Dataset items
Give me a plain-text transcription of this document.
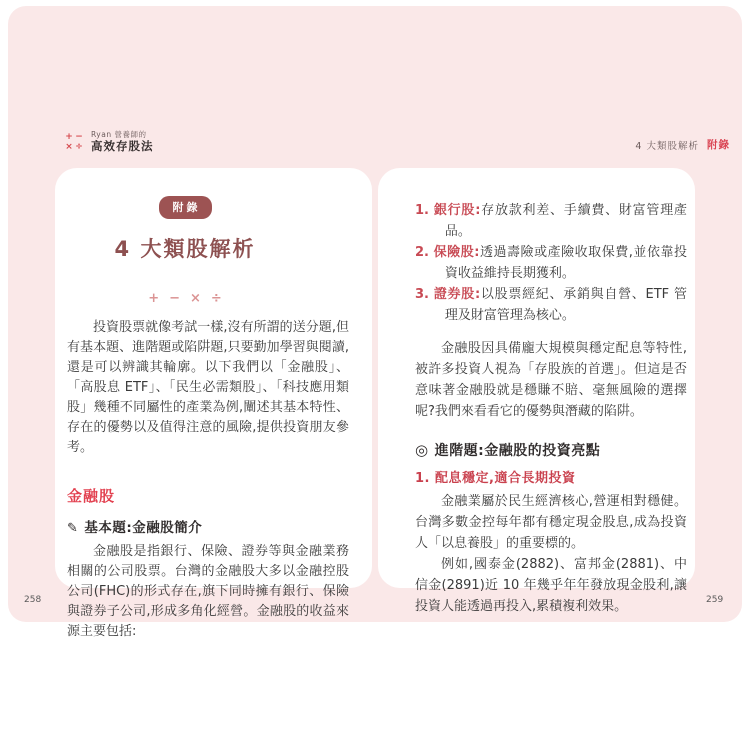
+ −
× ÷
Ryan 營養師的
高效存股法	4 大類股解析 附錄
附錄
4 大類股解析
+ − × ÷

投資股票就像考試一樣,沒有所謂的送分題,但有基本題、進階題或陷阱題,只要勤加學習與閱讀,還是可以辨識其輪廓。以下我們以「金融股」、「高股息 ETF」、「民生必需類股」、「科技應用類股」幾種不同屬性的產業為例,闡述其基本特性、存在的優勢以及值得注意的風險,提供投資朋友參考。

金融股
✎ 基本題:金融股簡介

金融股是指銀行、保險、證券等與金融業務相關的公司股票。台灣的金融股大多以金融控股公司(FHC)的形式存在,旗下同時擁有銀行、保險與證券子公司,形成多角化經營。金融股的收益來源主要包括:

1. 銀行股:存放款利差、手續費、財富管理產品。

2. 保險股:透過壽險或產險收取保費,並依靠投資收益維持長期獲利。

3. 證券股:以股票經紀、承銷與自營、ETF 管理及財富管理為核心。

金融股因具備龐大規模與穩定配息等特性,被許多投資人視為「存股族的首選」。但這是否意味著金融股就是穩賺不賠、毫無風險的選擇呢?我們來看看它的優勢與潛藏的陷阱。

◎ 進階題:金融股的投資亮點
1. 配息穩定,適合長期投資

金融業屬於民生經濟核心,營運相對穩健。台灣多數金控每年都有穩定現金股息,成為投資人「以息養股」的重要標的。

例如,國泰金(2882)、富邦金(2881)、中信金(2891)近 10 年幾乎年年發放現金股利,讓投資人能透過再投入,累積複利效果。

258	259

### YOUR GOAL
Exclude the pictures, and transcribe all of the material exactly.

### THE OUTPUT
Give me a plain-text transcription of this document.
+ −
× ÷
Ryan 營養師的
高效存股法	4 大類股解析 附錄
附錄
4 大類股解析
+ − × ÷

投資股票就像考試一樣,沒有所謂的送分題,但有基本題、進階題或陷阱題,只要勤加學習與閱讀,還是可以辨識其輪廓。以下我們以「金融股」、「高股息 ETF」、「民生必需類股」、「科技應用類股」幾種不同屬性的產業為例,闡述其基本特性、存在的優勢以及值得注意的風險,提供投資朋友參考。

金融股
✎ 基本題:金融股簡介

金融股是指銀行、保險、證券等與金融業務相關的公司股票。台灣的金融股大多以金融控股公司(FHC)的形式存在,旗下同時擁有銀行、保險與證券子公司,形成多角化經營。金融股的收益來源主要包括:

1. 銀行股:存放款利差、手續費、財富管理產品。

2. 保險股:透過壽險或產險收取保費,並依靠投資收益維持長期獲利。

3. 證券股:以股票經紀、承銷與自營、ETF 管理及財富管理為核心。

金融股因具備龐大規模與穩定配息等特性,被許多投資人視為「存股族的首選」。但這是否意味著金融股就是穩賺不賠、毫無風險的選擇呢?我們來看看它的優勢與潛藏的陷阱。

◎ 進階題:金融股的投資亮點
1. 配息穩定,適合長期投資

金融業屬於民生經濟核心,營運相對穩健。台灣多數金控每年都有穩定現金股息,成為投資人「以息養股」的重要標的。

例如,國泰金(2882)、富邦金(2881)、中信金(2891)近 10 年幾乎年年發放現金股利,讓投資人能透過再投入,累積複利效果。

258	259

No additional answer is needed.